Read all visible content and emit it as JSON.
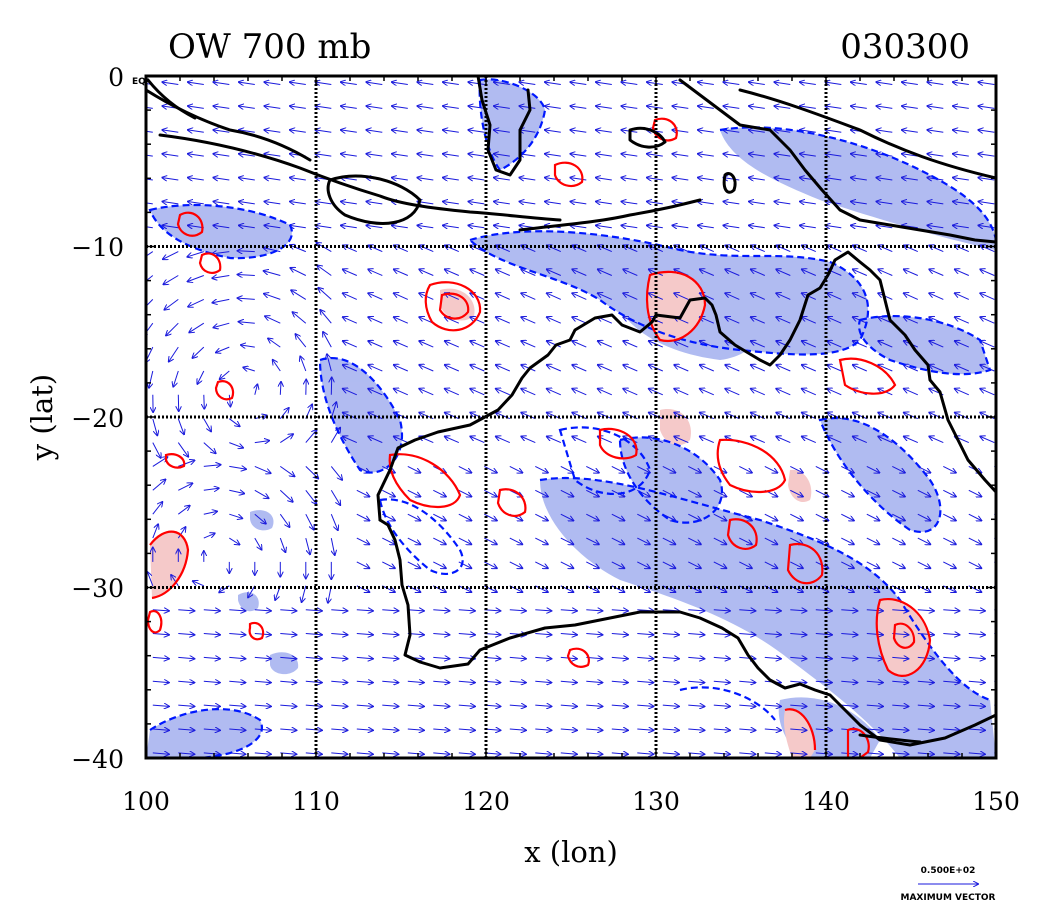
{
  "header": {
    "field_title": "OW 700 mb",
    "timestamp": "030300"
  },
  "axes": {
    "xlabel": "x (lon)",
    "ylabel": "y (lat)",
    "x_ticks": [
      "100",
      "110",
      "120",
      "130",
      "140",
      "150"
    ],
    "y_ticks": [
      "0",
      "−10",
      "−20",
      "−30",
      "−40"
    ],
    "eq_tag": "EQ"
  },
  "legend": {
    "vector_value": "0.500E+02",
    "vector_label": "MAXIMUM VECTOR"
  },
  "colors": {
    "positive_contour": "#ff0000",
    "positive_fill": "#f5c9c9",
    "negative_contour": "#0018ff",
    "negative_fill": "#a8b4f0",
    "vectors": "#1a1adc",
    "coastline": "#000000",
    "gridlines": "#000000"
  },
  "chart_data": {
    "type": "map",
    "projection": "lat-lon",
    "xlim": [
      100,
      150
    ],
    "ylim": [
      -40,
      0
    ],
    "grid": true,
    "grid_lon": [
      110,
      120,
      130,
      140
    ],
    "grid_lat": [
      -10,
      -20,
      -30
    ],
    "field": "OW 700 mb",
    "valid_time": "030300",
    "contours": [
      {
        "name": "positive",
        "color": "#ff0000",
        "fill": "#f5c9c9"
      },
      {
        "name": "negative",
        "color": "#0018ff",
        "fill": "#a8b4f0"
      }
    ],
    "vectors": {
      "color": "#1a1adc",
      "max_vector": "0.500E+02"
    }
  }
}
::::::::::
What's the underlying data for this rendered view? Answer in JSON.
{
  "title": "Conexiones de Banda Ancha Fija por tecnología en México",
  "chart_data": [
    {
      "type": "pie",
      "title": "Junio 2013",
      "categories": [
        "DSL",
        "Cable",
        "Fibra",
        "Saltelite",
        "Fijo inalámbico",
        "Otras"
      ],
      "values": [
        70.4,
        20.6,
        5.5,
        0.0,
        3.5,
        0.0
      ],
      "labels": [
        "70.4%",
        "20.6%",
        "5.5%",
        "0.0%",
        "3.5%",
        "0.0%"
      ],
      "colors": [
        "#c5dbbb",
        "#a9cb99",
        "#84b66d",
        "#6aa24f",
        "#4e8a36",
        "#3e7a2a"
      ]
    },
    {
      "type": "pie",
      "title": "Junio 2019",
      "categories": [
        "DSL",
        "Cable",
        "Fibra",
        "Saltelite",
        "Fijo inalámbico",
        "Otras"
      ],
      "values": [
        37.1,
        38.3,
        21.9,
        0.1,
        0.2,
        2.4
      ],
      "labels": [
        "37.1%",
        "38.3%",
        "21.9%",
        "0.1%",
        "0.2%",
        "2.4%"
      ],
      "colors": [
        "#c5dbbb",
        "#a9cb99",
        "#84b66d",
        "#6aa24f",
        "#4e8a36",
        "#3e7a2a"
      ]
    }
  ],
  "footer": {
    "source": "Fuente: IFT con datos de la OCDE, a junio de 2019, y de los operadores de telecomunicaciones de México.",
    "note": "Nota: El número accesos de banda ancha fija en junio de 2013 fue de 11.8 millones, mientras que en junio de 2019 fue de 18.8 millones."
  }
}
::::::::::
Given task - Read the data above and pull out each line that holds the string "México".

Final answer -
  "title": "Conexiones de Banda Ancha Fija por tecnología en México",
    "source": "Fuente: IFT con datos de la OCDE, a junio de 2019, y de los operadores de telecomunicaciones de México.",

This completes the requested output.